— Start Information supplied —
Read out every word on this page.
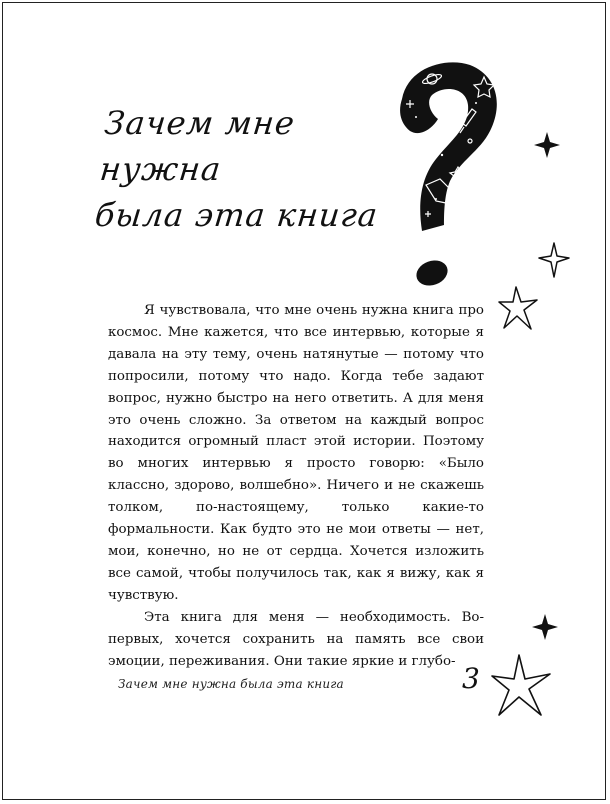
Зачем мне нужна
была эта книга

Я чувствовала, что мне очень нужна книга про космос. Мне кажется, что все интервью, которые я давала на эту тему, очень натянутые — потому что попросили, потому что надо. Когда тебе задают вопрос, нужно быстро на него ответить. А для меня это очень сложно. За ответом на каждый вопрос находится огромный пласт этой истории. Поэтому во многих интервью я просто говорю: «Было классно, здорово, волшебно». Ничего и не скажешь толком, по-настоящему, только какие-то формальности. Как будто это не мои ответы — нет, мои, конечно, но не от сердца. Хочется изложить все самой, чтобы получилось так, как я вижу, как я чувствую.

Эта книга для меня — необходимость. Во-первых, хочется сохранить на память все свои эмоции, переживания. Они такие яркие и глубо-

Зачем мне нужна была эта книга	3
— End Information supplied —
— Start Information supplied —
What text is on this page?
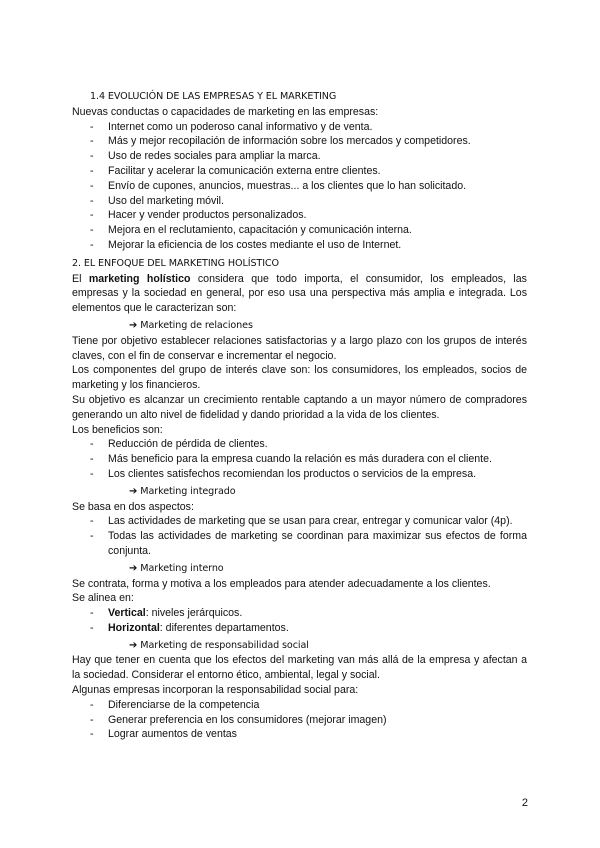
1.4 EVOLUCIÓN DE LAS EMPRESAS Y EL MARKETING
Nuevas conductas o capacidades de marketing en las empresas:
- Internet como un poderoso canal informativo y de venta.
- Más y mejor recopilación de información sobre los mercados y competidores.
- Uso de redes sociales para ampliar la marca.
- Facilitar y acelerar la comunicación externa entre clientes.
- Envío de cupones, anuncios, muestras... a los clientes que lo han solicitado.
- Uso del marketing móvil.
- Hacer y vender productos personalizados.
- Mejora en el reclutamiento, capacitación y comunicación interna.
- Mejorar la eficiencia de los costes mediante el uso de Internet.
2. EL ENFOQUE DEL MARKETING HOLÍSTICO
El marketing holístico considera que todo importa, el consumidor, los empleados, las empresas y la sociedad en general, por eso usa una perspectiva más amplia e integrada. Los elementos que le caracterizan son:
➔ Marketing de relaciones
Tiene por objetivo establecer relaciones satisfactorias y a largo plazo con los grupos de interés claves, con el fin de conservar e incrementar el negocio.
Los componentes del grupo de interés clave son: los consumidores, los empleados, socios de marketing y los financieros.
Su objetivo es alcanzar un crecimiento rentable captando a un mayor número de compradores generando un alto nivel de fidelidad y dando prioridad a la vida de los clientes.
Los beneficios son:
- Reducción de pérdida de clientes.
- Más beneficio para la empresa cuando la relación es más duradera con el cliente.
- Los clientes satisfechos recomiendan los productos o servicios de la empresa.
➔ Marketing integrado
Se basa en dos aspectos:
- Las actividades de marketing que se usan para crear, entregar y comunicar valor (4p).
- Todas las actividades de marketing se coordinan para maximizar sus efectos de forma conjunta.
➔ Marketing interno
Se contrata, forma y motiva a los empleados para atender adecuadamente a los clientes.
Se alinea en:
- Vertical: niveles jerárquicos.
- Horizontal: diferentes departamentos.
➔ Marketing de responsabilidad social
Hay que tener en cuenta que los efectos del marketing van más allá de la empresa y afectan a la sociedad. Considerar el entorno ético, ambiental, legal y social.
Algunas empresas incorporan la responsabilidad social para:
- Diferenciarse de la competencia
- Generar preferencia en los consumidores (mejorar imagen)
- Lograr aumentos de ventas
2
— End Information supplied —
— Start Information supplied —
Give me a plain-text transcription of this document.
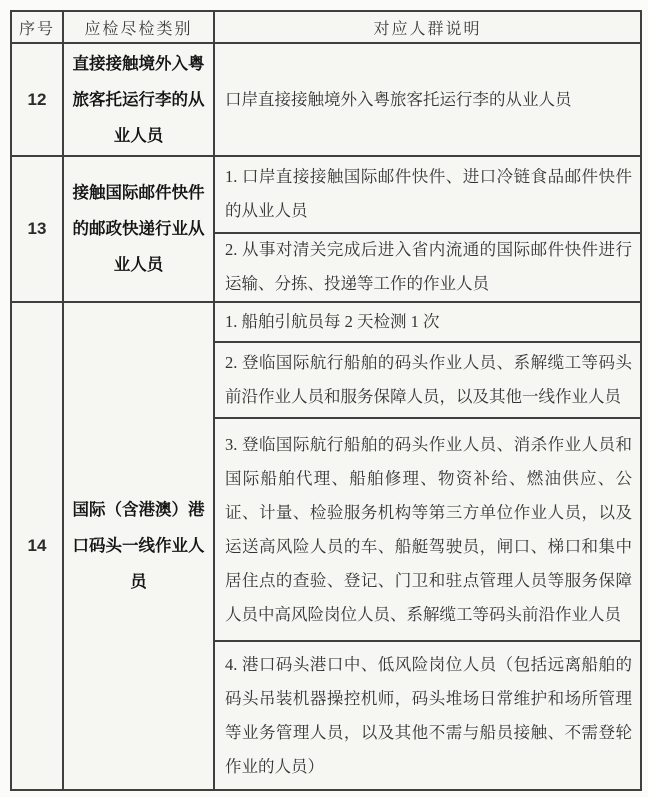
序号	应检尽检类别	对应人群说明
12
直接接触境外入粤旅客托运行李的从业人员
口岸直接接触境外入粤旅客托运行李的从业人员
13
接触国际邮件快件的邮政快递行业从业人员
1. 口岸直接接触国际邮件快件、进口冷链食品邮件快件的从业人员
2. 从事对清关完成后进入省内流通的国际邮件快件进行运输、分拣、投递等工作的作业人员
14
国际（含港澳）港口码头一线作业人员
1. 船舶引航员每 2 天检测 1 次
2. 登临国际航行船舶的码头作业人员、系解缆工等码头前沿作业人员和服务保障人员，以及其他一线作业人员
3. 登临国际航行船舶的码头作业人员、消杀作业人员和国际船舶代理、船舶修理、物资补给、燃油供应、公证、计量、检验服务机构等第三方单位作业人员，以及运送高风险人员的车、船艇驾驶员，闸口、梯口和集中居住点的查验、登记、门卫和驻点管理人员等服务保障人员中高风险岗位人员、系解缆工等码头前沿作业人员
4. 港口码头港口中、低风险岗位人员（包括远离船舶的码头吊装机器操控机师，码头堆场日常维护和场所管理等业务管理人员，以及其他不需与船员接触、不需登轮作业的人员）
— End Information supplied —
Requirements: Look above for lines with the word "меня" and copy them all.

Full solution:
Я чувствовала, что мне очень нужна книга про космос. Мне кажется, что все интервью, которые я давала на эту тему, очень натянутые — потому что попросили, потому что надо. Когда тебе задают вопрос, нужно быстро на него ответить. А для меня это очень сложно. За ответом на каждый вопрос находится огромный пласт этой истории. Поэтому во многих интервью я просто говорю: «Было классно, здорово, волшебно». Ничего и не скажешь толком, по-настоящему, только какие-то формальности. Как будто это не мои ответы — нет, мои, конечно, но не от сердца. Хочется изложить все самой, чтобы получилось так, как я вижу, как я чувствую.
Эта книга для меня — необходимость. Во-первых, хочется сохранить на память все свои эмоции, переживания. Они такие яркие и глубо-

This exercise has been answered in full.